(Data listing)
----

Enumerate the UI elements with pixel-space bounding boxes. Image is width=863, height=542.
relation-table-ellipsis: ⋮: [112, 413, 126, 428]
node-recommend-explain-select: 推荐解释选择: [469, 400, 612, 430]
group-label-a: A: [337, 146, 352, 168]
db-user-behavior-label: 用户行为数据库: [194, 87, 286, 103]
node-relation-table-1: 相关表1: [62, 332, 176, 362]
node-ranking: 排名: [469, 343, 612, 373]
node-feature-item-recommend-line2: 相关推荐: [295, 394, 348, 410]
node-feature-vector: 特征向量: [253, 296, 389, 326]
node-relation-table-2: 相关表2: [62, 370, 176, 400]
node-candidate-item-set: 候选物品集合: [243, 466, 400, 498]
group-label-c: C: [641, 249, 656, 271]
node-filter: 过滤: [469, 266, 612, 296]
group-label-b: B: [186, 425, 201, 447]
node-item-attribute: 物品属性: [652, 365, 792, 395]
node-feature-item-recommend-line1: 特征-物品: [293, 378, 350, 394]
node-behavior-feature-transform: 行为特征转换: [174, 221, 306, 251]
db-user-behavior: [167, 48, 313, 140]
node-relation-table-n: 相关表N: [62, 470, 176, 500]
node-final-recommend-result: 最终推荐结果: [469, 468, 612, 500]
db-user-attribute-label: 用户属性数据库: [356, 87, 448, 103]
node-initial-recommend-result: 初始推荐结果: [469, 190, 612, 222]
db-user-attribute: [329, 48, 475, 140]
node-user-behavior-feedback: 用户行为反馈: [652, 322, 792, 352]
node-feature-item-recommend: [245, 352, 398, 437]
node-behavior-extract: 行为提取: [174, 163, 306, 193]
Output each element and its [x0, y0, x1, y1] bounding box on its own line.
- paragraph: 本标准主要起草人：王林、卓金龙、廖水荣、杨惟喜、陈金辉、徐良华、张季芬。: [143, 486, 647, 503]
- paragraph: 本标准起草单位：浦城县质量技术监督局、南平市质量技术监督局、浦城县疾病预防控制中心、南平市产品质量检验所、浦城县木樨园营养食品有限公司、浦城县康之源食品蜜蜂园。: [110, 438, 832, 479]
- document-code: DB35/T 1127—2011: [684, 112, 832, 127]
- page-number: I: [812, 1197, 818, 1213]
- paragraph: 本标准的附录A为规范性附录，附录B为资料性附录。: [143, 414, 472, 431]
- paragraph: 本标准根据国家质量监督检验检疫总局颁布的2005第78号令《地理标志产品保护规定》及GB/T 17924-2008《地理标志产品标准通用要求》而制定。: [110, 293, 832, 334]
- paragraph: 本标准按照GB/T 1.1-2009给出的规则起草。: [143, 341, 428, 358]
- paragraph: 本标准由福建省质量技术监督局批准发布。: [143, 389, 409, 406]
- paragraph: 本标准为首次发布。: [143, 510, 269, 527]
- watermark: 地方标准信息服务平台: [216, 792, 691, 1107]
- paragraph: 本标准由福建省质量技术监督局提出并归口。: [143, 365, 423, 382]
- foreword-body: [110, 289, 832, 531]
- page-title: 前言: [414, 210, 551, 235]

----

=== Problem ===
Express the lines from the start of the records through the line containing "group-label-a: A: [337, 146, 352, 168]" as a JSON list of strings, one string per line, with blank lines omitted.

=== The result ===
[
  "Enumerate the UI elements with pixel-space bounding boxes. Image is width=863, height=542.",
  "relation-table-ellipsis: ⋮: [112, 413, 126, 428]",
  "node-recommend-explain-select: 推荐解释选择: [469, 400, 612, 430]",
  "group-label-a: A: [337, 146, 352, 168]"
]